Israel pretende destruir a Hizbulá e imponer un gobierno afín en Líbano
Tal y como había amenazado en las últimas semanas, el Ejército israelí ha iniciado su invasión terrestre en el sur de Líbano en lo que anuncia como “una operación limitada, localizada y selectiva”. Se trata de la misma fórmula empleada en el pasado para justificar la intervención en la Franja de Gaza y su completa destrucción, que hasta el momento han provocado casi 42.000 muertes y más de 96.000 heridos.
Dados los precedentes, podemos aventurar que la invasión israelí de Líbano ni será limitada, ni tampoco localizada, ni mucho menos selectiva y, una vez más, será la población civil la que tenga que pagar el precio más elevado por el aventurismo militar israelí. Por el momento, más de un millón de libaneses (casi un 25% de la población) se han visto obligados a abandonar sus hogares y huir de los ataques indiscriminados que, al igual que en Gaza, no diferencian entre objetivos civiles y militares.
En estos tiempos de amnesia colectiva, no está de más recordar que, cuando el Gobierno de Menajem Begin decidió invadir Líbano en 1982, también utilizó la misma expresión: una operación limitada para destruir la Organización para la Liberación de Palestina y poner fin a sus operaciones contra el norte de Israel. Finalmente, las tropas israelíes acabaron llegando a Beirut, la primera capital árabe en ser asediada por el ejército hebreo, y mantuvieron su ocupación de los territorios al sur del río Litani durante casi dos décadas –su retirada no se produjo hasta el año 2000–. Precisamente su presencia sirvió de detonante para la irrupción del grupo chií Hizbulá.

■ PROBLEMA BREVE 1
Actualiza el tramo del artículo sobre la invasión israelí de Líbano que va desde "Dados los precedentes, podemos" hasta "civiles y militares.", cambiando "precio más elevado" por "precio más alto".
■ PROBLEMA BREVE 2
Indica si cada enunciado concuerda con el artículo sobre la invasión israelí de Líbano y respalda cada respuesta, sí o no, con las palabras exactas del artículo: (a) más de un millón de libaneses han tenido que dejar sus hogares; (b) Israel se retiró del sur del río Litani en 1982; (c) en 1982 las tropas israelíes llegaron hasta Beirut.
■ PROBLEMA BREVE 3
Prosigue el artículo sobre la invasión israelí de Líbano a partir de su última oración.

■ ENTRADAS ENUMERADAS
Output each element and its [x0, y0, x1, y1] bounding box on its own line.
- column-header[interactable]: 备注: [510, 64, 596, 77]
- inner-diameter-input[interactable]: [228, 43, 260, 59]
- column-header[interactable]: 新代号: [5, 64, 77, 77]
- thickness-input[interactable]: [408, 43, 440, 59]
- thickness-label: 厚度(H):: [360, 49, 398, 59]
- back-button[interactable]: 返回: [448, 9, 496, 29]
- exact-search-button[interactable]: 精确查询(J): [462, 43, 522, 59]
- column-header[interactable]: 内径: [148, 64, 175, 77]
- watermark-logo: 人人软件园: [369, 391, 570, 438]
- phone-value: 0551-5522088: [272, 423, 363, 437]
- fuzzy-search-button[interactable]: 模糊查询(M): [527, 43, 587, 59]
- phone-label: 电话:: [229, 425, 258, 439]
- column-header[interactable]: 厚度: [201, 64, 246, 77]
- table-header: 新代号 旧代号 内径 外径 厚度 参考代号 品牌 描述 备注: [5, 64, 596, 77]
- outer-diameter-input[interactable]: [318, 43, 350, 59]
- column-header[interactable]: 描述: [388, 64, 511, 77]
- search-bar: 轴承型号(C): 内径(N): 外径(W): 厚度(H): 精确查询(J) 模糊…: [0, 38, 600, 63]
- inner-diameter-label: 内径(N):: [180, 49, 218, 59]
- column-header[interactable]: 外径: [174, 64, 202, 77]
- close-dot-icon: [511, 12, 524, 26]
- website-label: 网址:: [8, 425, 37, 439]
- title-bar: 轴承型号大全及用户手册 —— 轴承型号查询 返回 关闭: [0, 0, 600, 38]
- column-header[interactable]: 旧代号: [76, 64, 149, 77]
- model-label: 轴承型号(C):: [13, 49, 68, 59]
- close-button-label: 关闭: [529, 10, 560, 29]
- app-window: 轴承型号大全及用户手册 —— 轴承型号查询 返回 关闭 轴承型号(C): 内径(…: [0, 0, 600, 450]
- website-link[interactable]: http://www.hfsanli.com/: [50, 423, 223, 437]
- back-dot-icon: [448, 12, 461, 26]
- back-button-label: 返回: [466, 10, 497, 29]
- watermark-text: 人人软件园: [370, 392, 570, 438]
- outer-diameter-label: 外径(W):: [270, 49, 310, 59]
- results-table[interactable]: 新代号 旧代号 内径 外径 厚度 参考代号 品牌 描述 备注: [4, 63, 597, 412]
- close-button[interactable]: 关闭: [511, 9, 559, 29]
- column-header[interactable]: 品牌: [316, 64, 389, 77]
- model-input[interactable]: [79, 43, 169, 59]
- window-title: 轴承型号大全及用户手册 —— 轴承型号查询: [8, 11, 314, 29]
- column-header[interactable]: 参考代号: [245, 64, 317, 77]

■ RESULTADO DEL EJERCICIO 1
Dados los precedentes, podemos aventurar que la invasión israelí de Líbano ni será limitada, ni tampoco localizada, ni mucho menos selectiva y, una vez más, será la población civil la que tenga que pagar el precio más alto por el aventurismo militar israelí. Por el momento, más de un millón de libaneses (casi un 25% de la población) se han visto obligados a abandonar sus hogares y huir de los ataques indiscriminados que, al igual que en Gaza, no diferencian entre objetivos civiles y militares.

■ RESULTADO DEL EJERCICIO 2
(a) Sí: "más de un millón de libaneses (casi un 25% de la población) se han visto obligados a abandonar sus hogares".
(b) No: "su retirada no se produjo hasta el año 2000".
(c) Sí: "las tropas israelíes acabaron llegando a Beirut".

■ RESULTADO DEL EJERCICIO 3
Como era previsible, la Administración de Joe Biden se ha apresurado a secundar la invasión israelí y ha subrayado el derecho a la autodefensa de su principal aliado en Oriente Medio, al que presta un inquebrantable respaldo económico y militar, así como una amplia cobertura política y diplomática –a pesar de los reiterados crímenes de guerra y de lesa humanidad perpetrados en los últimos doce meses en la Franja de Gaza–.
No sólo eso, sino que Lloyd Austin, secretario de Defensa estadounidense, se ha mostrado a favor de “desmantelar la infraestructura de ataque a lo largo de la frontera para garantizar que Hizbulá no pueda perpetrar ataques similares a los del 7 de octubre” y ha advertido de “las serias consecuencias que afrontará Irán si opta por un ataque directo contra Israel”. Irán ha lanzado este lunes casi 200 misiles contra Israel sin causar fallecidos.
En los últimos días, EEUU ha aprobado una nueva ayuda de 8.500 millones de dólares para que Israel siga engrasando su maquinaria de guerra, así como el envío de miles de efectivos a la región para evitar que Irán abra un nuevo frente en la guerra.
El Gobierno de Netanyahu interpreta que el balance de fuerzas es plenamente favorable para Israel, que ha demostrado su capacidad para luchar en varios frentes al mismo tiempo, en un intento de descabezar el denominado 'Eje de la Resistencia', una coalición informal de fuerzas compuesto por el grupo palestino Hamás, Hizbulá, los hutíes yemeníes y diversas milicias mayoritariamente chiíes iraquíes.
Parece evidente que el silencio y la complicidad de la comunidad occidental ante la completa destrucción de la Franja de Gaza y el exterminio de su población han sido interpretados por los dirigentes israelíes como un cheque en blanco para extender la guerra por el conjunto de Oriente Medio.
El objetivo declarado de la operación es impedir el lanzamiento de cohetes hacia el norte del Estado hebreo para permitir el retorno de más de 60.000 evacuados, así como expulsar a la milicia chií al norte del río Litani, tal y como reclama la resolución 1701 del Consejo de Seguridad de la ONU (que puso fin a la guerra de 2006 entre Israel y Hizbulá).
No obstante, Israel intenta aprovechar la manifiesta debilidad de Hizbulá, diezmada por una serie de golpes sin precedentes que ha descabezado su aparato militar y eliminado a su máximo dirigente, Hasán Nasralá, para imponer una nueva realidad sobre el terreno.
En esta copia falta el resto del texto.